-- Begin --

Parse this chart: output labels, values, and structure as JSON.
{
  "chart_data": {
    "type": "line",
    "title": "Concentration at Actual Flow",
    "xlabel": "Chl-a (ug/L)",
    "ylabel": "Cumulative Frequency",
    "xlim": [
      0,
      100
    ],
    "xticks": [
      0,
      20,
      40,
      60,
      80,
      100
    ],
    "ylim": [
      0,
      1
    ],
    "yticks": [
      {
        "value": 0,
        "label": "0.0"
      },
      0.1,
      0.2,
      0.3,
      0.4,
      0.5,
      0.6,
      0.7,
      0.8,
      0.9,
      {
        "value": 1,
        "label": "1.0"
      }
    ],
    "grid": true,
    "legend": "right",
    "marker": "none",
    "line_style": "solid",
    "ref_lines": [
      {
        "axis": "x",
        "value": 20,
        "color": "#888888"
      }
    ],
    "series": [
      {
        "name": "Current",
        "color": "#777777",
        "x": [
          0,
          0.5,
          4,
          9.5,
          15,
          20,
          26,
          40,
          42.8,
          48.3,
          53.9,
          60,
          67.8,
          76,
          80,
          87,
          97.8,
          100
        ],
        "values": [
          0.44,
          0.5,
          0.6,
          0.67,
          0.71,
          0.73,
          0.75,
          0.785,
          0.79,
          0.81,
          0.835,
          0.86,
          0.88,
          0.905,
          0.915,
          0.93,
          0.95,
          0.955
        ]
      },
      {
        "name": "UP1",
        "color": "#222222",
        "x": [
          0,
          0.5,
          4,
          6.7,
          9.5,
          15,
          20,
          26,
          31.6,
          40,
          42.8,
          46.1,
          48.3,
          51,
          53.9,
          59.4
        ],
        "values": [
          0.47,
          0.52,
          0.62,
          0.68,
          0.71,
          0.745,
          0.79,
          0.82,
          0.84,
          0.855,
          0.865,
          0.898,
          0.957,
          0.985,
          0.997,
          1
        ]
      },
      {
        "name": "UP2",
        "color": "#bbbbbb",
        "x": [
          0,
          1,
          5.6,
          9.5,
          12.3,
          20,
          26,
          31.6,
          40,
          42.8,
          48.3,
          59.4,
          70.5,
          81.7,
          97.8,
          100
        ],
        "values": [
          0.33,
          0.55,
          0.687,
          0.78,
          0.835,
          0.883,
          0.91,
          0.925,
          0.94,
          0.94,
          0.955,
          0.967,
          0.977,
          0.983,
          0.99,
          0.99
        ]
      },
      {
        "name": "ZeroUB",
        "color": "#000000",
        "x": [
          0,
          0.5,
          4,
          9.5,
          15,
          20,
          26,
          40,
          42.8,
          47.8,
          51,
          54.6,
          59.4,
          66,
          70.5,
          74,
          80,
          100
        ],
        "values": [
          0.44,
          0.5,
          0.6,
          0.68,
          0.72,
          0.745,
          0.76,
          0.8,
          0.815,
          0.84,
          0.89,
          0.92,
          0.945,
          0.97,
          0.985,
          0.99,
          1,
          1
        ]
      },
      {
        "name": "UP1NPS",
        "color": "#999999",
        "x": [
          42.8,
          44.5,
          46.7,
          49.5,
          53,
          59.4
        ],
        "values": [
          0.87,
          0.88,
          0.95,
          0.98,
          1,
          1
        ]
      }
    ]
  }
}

-- End --

- **Work to complete**
Extract the complete listing verbatim.

- **The solution**
Parse this chart: output labels, values, and structure as JSON.
{
  "chart_data": {
    "type": "line",
    "title": "Concentration at Actual Flow",
    "xlabel": "Chl-a (ug/L)",
    "ylabel": "Cumulative Frequency",
    "xlim": [
      0,
      100
    ],
    "xticks": [
      0,
      20,
      40,
      60,
      80,
      100
    ],
    "ylim": [
      0,
      1
    ],
    "yticks": [
      {
        "value": 0,
        "label": "0.0"
      },
      0.1,
      0.2,
      0.3,
      0.4,
      0.5,
      0.6,
      0.7,
      0.8,
      0.9,
      {
        "value": 1,
        "label": "1.0"
      }
    ],
    "grid": true,
    "legend": "right",
    "marker": "none",
    "line_style": "solid",
    "ref_lines": [
      {
        "axis": "x",
        "value": 20,
        "color": "#888888"
      }
    ],
    "series": [
      {
        "name": "Current",
        "color": "#777777",
        "x": [
          0,
          0.5,
          4,
          9.5,
          15,
          20,
          26,
          40,
          42.8,
          48.3,
          53.9,
          60,
          67.8,
          76,
          80,
          87,
          97.8,
          100
        ],
        "values": [
          0.44,
          0.5,
          0.6,
          0.67,
          0.71,
          0.73,
          0.75,
          0.785,
          0.79,
          0.81,
          0.835,
          0.86,
          0.88,
          0.905,
          0.915,
          0.93,
          0.95,
          0.955
        ]
      },
      {
        "name": "UP1",
        "color": "#222222",
        "x": [
          0,
          0.5,
          4,
          6.7,
          9.5,
          15,
          20,
          26,
          31.6,
          40,
          42.8,
          46.1,
          48.3,
          51,
          53.9,
          59.4
        ],
        "values": [
          0.47,
          0.52,
          0.62,
          0.68,
          0.71,
          0.745,
          0.79,
          0.82,
          0.84,
          0.855,
          0.865,
          0.898,
          0.957,
          0.985,
          0.997,
          1
        ]
      },
      {
        "name": "UP2",
        "color": "#bbbbbb",
        "x": [
          0,
          1,
          5.6,
          9.5,
          12.3,
          20,
          26,
          31.6,
          40,
          42.8,
          48.3,
          59.4,
          70.5,
          81.7,
          97.8,
          100
        ],
        "values": [
          0.33,
          0.55,
          0.687,
          0.78,
          0.835,
          0.883,
          0.91,
          0.925,
          0.94,
          0.94,
          0.955,
          0.967,
          0.977,
          0.983,
          0.99,
          0.99
        ]
      },
      {
        "name": "ZeroUB",
        "color": "#000000",
        "x": [
          0,
          0.5,
          4,
          9.5,
          15,
          20,
          26,
          40,
          42.8,
          47.8,
          51,
          54.6,
          59.4,
          66,
          70.5,
          74,
          80,
          100
        ],
        "values": [
          0.44,
          0.5,
          0.6,
          0.68,
          0.72,
          0.745,
          0.76,
          0.8,
          0.815,
          0.84,
          0.89,
          0.92,
          0.945,
          0.97,
          0.985,
          0.99,
          1,
          1
        ]
      },
      {
        "name": "UP1NPS",
        "color": "#999999",
        "x": [
          42.8,
          44.5,
          46.7,
          49.5,
          53,
          59.4
        ],
        "values": [
          0.87,
          0.88,
          0.95,
          0.98,
          1,
          1
        ]
      }
    ]
  }
}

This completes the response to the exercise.